__SET OF TASKS__
- a) Can you rewrite everything from "There are other" down to "always other ways." in the AJAX passage, with "browser differences" changed to "platform differences"?
- b) Could you continue the passage about AJAX requests past its final sentence?

__GIVEN PASSAGE__
The very nature of AJAX requests (at the moment) exemplifies this. We are requesting content. The most efficient way to deal with this would be as an xml document (though this would require all requested content be valid xml documents, often they are not). But IE doesn't implement that. So we are stuck with a string. The most efficient way of dealing with that is by importing it as innerHTML to an element. But innerHTML is non-standard.

I'm offering the benefit of my knowledge and experience here, as well as my willingness to learn and to try different things. Please don't hold me or the technology responsible for variations among browsers or for the intricacies of the AJAX request method. It's one of the more complex aspects of javascript, and involves (by its very nature) more than javascript alone.

There are other ways to go about this without AJAX, even without javascript. Each method has advantages and disadvantages. No method will work if you ignore browser differences or try to get it to do something it cannot. Here we are combining PHP, AJAX, and javascript. It can probably (almost certainly) be worked out. But if it cannot, there are always other ways.

__DATA LISTING__

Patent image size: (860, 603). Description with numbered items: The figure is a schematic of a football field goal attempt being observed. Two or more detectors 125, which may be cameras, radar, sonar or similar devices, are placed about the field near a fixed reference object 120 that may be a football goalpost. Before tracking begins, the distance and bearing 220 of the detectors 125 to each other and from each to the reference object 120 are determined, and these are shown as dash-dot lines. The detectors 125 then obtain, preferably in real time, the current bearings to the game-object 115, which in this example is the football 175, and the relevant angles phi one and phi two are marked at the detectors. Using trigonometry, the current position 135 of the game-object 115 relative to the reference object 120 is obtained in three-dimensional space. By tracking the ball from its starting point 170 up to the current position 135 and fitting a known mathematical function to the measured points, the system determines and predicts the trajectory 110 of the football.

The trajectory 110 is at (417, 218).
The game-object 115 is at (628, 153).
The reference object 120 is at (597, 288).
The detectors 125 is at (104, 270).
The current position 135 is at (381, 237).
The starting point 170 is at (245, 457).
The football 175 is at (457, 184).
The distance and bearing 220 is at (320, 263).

__FINAL RESULTS__
- a)
There are other ways to go about this without AJAX, even without javascript. Each method has advantages and disadvantages. No method will work if you ignore platform differences or try to get it to do something it cannot. Here we are combining PHP, AJAX, and javascript. It can probably (almost certainly) be worked out. But if it cannot, there are always other ways.

- b)
corbo950
06-30-2010, 01:58 AM
Ok so I should just keep messing with the code until i find what works? Is there real no reference i can use? cause according to W3schools I'm doing everything right. I guess what i really need is the equivalent of Adobe's AS3 Language reference. Or like Python's documentation... and after much googling. I can't seem to find a single real consistent reference or am I wrong about that?

jscheuer1
06-30-2010, 06:28 AM
See:

http://www.w3schools.com/ajax/ajax_xmlhttprequest_send.asp

Scroll down to where it explains the difference between asynchronous and synchronous requests.

It's pretty much like my explanation:


. . . with an async request, other work can be done while the async request is going on. With a sync request it's a little like an alert. Nothing happens (the page doesn't continue to load, other javascript waits, etc.) until the user clicks OK. Except here, nothing happens until the request is successfully returned.

Now, as explained on that page, async is preferred and (something I had forgotten) part of what makes it AJAX. However, you can clearly see that one way or another the asynchronous nature of the request is causing issues here.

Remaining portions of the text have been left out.